:: Given task ::
Write the data out again exactly, with no pictures.

= = = = = = =

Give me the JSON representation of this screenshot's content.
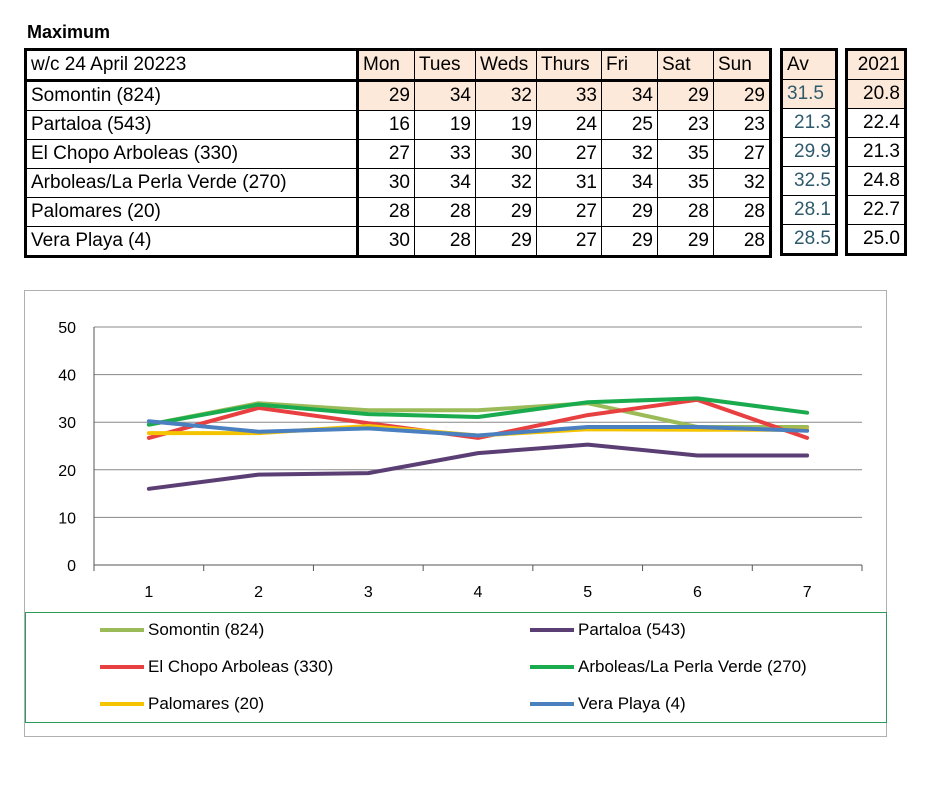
{
  "heading": "Maximum",
  "table": {
    "week_label": "w/c 24 April 20223",
    "days": [
      "Mon",
      "Tues",
      "Weds",
      "Thurs",
      "Fri",
      "Sat",
      "Sun"
    ],
    "av_header": "Av",
    "year_header": "2021",
    "rows": [
      {
        "name": "Somontin (824)",
        "values": [
          "29",
          "34",
          "32",
          "33",
          "34",
          "29",
          "29"
        ],
        "av": "31.5",
        "year": "20.8"
      },
      {
        "name": "Partaloa (543)",
        "values": [
          "16",
          "19",
          "19",
          "24",
          "25",
          "23",
          "23"
        ],
        "av": "21.3",
        "year": "22.4"
      },
      {
        "name": "El Chopo  Arboleas (330)",
        "values": [
          "27",
          "33",
          "30",
          "27",
          "32",
          "35",
          "27"
        ],
        "av": "29.9",
        "year": "21.3"
      },
      {
        "name": "Arboleas/La Perla Verde (270)",
        "values": [
          "30",
          "34",
          "32",
          "31",
          "34",
          "35",
          "32"
        ],
        "av": "32.5",
        "year": "24.8"
      },
      {
        "name": "Palomares (20)",
        "values": [
          "28",
          "28",
          "29",
          "27",
          "29",
          "28",
          "28"
        ],
        "av": "28.1",
        "year": "22.7"
      },
      {
        "name": "Vera Playa (4)",
        "values": [
          "30",
          "28",
          "29",
          "27",
          "29",
          "29",
          "28"
        ],
        "av": "28.5",
        "year": "25.0"
      }
    ]
  },
  "chart_data": {
    "type": "line",
    "x": [
      "1",
      "2",
      "3",
      "4",
      "5",
      "6",
      "7"
    ],
    "ylim": [
      0,
      50
    ],
    "yticks": [
      "0",
      "10",
      "20",
      "30",
      "40",
      "50"
    ],
    "grid": "horizontal",
    "legend_position": "bottom",
    "series": [
      {
        "name": "Somontin (824)",
        "color": "#9bbb59",
        "values": [
          29.5,
          34,
          32.5,
          32.5,
          34,
          29,
          29
        ]
      },
      {
        "name": "Partaloa (543)",
        "color": "#5b3f74",
        "values": [
          16,
          19,
          19.3,
          23.5,
          25.3,
          23,
          23
        ]
      },
      {
        "name": "El Chopo  Arboleas (330)",
        "color": "#e84040",
        "values": [
          26.7,
          33,
          29.8,
          26.7,
          31.5,
          34.7,
          26.7
        ]
      },
      {
        "name": "Arboleas/La Perla Verde (270)",
        "color": "#1aab4f",
        "values": [
          29.5,
          33.7,
          31.7,
          31.1,
          34.2,
          35,
          32
        ]
      },
      {
        "name": "Palomares (20)",
        "color": "#f5c400",
        "values": [
          27.7,
          27.7,
          29.2,
          27.2,
          28.5,
          28.4,
          28.4
        ]
      },
      {
        "name": "Vera Playa (4)",
        "color": "#4a80bf",
        "values": [
          30.2,
          28,
          28.7,
          27.2,
          29,
          29,
          28.2
        ]
      }
    ]
  }
}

= = = = = = =

:: Answer to the task ::
Give me the JSON representation of this screenshot's content.
{
  "heading": "Maximum",
  "table": {
    "week_label": "w/c 24 April 20223",
    "days": [
      "Mon",
      "Tues",
      "Weds",
      "Thurs",
      "Fri",
      "Sat",
      "Sun"
    ],
    "av_header": "Av",
    "year_header": "2021",
    "rows": [
      {
        "name": "Somontin (824)",
        "values": [
          "29",
          "34",
          "32",
          "33",
          "34",
          "29",
          "29"
        ],
        "av": "31.5",
        "year": "20.8"
      },
      {
        "name": "Partaloa (543)",
        "values": [
          "16",
          "19",
          "19",
          "24",
          "25",
          "23",
          "23"
        ],
        "av": "21.3",
        "year": "22.4"
      },
      {
        "name": "El Chopo  Arboleas (330)",
        "values": [
          "27",
          "33",
          "30",
          "27",
          "32",
          "35",
          "27"
        ],
        "av": "29.9",
        "year": "21.3"
      },
      {
        "name": "Arboleas/La Perla Verde (270)",
        "values": [
          "30",
          "34",
          "32",
          "31",
          "34",
          "35",
          "32"
        ],
        "av": "32.5",
        "year": "24.8"
      },
      {
        "name": "Palomares (20)",
        "values": [
          "28",
          "28",
          "29",
          "27",
          "29",
          "28",
          "28"
        ],
        "av": "28.1",
        "year": "22.7"
      },
      {
        "name": "Vera Playa (4)",
        "values": [
          "30",
          "28",
          "29",
          "27",
          "29",
          "29",
          "28"
        ],
        "av": "28.5",
        "year": "25.0"
      }
    ]
  },
  "chart_data": {
    "type": "line",
    "x": [
      "1",
      "2",
      "3",
      "4",
      "5",
      "6",
      "7"
    ],
    "ylim": [
      0,
      50
    ],
    "yticks": [
      "0",
      "10",
      "20",
      "30",
      "40",
      "50"
    ],
    "grid": "horizontal",
    "legend_position": "bottom",
    "series": [
      {
        "name": "Somontin (824)",
        "color": "#9bbb59",
        "values": [
          29.5,
          34,
          32.5,
          32.5,
          34,
          29,
          29
        ]
      },
      {
        "name": "Partaloa (543)",
        "color": "#5b3f74",
        "values": [
          16,
          19,
          19.3,
          23.5,
          25.3,
          23,
          23
        ]
      },
      {
        "name": "El Chopo  Arboleas (330)",
        "color": "#e84040",
        "values": [
          26.7,
          33,
          29.8,
          26.7,
          31.5,
          34.7,
          26.7
        ]
      },
      {
        "name": "Arboleas/La Perla Verde (270)",
        "color": "#1aab4f",
        "values": [
          29.5,
          33.7,
          31.7,
          31.1,
          34.2,
          35,
          32
        ]
      },
      {
        "name": "Palomares (20)",
        "color": "#f5c400",
        "values": [
          27.7,
          27.7,
          29.2,
          27.2,
          28.5,
          28.4,
          28.4
        ]
      },
      {
        "name": "Vera Playa (4)",
        "color": "#4a80bf",
        "values": [
          30.2,
          28,
          28.7,
          27.2,
          29,
          29,
          28.2
        ]
      }
    ]
  }
}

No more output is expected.